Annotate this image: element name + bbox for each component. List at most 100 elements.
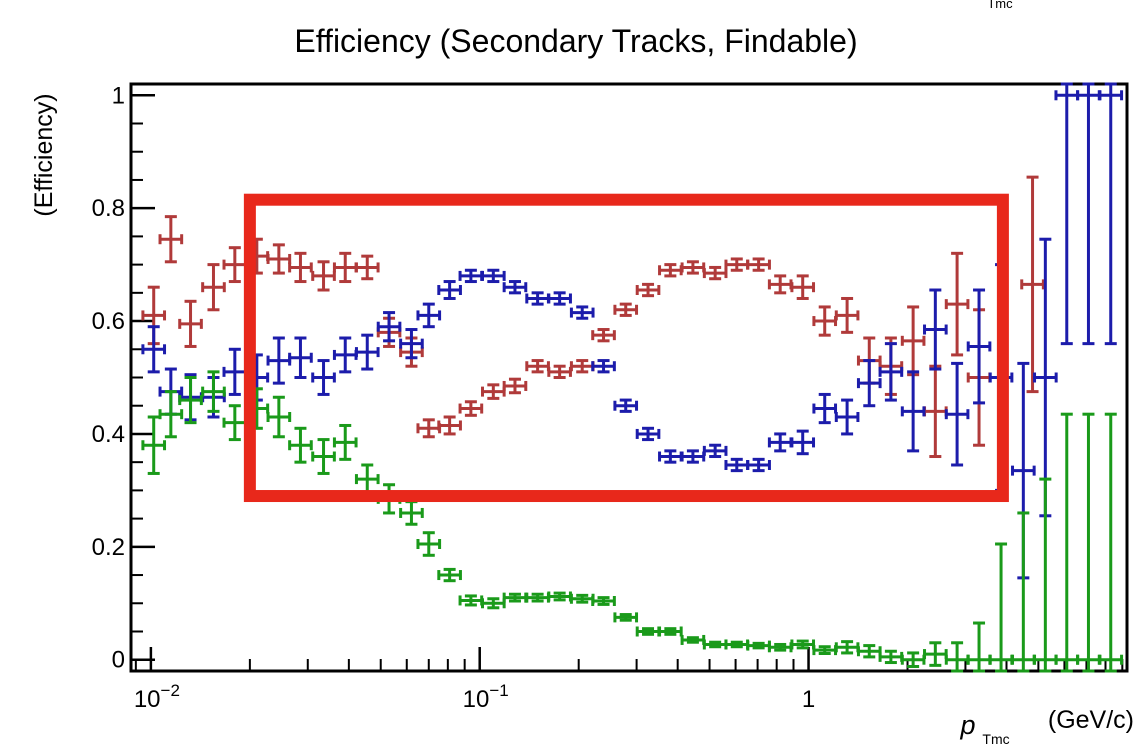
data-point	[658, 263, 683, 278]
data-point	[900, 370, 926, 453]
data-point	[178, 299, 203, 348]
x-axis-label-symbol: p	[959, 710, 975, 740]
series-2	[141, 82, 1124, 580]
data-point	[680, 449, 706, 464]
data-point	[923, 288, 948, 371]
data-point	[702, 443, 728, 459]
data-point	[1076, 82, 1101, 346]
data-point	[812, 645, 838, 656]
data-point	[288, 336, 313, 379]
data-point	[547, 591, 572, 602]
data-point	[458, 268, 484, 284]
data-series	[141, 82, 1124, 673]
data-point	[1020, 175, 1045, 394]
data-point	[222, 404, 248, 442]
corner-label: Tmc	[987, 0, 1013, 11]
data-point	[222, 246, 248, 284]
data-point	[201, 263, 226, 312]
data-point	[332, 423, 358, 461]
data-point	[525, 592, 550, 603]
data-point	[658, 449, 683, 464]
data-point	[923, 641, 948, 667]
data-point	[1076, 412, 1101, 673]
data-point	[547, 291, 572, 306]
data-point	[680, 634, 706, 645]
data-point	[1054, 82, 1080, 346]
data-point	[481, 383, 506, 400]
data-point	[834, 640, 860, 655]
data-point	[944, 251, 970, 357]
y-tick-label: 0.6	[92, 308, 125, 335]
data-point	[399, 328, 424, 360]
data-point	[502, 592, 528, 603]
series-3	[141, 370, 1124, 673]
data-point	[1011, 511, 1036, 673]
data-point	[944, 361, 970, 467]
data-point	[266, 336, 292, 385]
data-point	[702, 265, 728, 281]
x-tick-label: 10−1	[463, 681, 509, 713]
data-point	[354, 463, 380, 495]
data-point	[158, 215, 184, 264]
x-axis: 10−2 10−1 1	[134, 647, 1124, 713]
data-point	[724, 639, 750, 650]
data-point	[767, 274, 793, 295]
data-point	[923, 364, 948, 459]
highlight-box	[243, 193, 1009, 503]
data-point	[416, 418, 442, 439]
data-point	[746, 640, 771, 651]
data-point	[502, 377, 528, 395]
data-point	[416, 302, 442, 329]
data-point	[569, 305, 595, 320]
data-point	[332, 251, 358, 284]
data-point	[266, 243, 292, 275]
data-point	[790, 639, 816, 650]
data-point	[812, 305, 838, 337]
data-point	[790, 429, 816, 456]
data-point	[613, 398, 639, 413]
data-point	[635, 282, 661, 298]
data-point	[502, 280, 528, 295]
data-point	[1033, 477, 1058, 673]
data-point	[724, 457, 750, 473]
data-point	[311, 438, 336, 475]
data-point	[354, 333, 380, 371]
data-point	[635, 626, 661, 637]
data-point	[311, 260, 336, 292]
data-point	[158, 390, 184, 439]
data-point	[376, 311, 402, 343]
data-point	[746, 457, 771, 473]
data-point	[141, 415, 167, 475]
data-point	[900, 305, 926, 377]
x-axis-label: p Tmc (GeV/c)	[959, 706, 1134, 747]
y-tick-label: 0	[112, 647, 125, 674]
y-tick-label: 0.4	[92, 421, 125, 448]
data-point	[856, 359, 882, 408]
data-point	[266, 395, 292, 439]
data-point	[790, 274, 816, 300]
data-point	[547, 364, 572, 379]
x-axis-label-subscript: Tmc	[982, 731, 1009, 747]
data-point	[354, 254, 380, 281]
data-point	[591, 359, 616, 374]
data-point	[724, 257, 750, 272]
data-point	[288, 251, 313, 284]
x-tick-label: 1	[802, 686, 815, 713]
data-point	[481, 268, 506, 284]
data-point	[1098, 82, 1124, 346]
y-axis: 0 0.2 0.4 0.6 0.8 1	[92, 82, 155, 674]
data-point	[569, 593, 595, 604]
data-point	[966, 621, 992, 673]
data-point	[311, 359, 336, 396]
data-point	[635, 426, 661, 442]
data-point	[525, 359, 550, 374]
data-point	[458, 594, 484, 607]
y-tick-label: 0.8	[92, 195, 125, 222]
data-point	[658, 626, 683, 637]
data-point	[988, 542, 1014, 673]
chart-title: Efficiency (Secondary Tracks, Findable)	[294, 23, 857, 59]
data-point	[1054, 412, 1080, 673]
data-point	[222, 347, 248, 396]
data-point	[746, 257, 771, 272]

========

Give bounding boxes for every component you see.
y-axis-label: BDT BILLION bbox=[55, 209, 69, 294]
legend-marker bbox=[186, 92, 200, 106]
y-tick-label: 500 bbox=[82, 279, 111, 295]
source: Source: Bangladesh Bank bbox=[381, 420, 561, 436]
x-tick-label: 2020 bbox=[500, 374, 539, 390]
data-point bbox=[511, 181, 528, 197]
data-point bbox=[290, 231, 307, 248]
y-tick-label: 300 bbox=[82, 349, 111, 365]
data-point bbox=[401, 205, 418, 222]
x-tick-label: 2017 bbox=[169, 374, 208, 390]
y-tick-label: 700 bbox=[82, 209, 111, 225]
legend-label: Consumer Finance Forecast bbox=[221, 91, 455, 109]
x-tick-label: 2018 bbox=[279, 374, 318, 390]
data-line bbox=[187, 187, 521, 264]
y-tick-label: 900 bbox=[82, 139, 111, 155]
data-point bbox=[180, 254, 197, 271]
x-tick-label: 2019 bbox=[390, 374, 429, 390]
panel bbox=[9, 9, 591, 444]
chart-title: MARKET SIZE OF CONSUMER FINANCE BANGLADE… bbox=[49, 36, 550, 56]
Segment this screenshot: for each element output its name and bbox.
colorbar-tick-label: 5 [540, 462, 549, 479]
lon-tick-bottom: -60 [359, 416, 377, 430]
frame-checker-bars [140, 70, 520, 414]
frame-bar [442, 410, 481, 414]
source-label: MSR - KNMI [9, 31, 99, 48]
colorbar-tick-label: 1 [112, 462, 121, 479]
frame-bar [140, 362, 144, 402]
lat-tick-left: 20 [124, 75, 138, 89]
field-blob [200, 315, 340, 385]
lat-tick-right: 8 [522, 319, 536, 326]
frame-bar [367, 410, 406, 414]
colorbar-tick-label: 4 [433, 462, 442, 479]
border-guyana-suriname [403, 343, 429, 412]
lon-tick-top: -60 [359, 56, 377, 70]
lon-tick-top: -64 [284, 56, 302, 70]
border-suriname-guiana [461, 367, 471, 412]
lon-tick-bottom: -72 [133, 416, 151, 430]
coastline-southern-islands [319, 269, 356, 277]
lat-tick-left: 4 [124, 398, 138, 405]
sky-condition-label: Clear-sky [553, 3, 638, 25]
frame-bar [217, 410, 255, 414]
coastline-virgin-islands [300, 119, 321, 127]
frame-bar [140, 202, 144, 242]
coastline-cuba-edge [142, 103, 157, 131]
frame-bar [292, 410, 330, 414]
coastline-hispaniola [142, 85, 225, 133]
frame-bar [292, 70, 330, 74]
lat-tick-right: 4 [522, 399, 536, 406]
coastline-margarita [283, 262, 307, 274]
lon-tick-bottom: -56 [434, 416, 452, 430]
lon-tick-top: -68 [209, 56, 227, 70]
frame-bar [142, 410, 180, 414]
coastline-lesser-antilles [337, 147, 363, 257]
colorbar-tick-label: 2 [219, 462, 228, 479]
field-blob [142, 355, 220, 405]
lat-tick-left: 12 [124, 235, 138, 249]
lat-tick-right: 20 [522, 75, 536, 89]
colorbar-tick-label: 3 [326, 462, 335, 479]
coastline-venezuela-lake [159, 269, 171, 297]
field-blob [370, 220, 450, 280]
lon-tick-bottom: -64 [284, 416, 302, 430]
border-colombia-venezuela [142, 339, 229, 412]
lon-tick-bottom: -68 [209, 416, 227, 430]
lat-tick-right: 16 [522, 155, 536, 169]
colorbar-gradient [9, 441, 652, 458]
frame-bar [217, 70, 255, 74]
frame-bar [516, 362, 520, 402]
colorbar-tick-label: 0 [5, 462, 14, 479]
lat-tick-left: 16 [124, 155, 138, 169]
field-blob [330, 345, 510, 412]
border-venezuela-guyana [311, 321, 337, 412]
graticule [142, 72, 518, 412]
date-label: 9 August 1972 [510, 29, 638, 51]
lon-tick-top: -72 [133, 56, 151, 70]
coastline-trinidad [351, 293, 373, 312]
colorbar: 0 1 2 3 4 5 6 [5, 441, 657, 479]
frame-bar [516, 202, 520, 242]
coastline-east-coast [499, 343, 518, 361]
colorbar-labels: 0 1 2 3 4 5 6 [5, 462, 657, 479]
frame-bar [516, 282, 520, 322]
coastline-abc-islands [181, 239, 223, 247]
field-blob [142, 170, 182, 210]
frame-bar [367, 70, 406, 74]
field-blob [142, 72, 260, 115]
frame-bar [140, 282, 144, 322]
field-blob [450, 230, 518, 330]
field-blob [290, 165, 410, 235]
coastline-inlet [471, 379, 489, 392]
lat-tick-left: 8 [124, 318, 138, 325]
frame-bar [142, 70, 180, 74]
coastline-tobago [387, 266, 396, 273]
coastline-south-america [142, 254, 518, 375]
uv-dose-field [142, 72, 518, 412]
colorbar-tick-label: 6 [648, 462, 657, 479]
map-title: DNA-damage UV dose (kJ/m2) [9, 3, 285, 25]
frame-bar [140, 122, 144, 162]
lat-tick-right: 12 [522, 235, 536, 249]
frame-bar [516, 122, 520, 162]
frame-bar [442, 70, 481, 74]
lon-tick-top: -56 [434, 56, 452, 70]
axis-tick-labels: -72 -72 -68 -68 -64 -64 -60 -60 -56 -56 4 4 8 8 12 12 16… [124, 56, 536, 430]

========

Copia sin ningún cambio el tramo del material que comienza en la línea que contiene "263, 683, 278]" y termina en la línea que contiene "336, 313, 379]", ambas incluidas.

▶ [RESPUESTA]
data-point	[658, 263, 683, 278]
data-point	[900, 370, 926, 453]
data-point	[178, 299, 203, 348]
x-axis-label-symbol: p	[959, 710, 975, 740]
series-2	[141, 82, 1124, 580]
data-point	[680, 449, 706, 464]
data-point	[923, 288, 948, 371]
data-point	[702, 443, 728, 459]
data-point	[1076, 82, 1101, 346]
data-point	[812, 645, 838, 656]
data-point	[288, 336, 313, 379]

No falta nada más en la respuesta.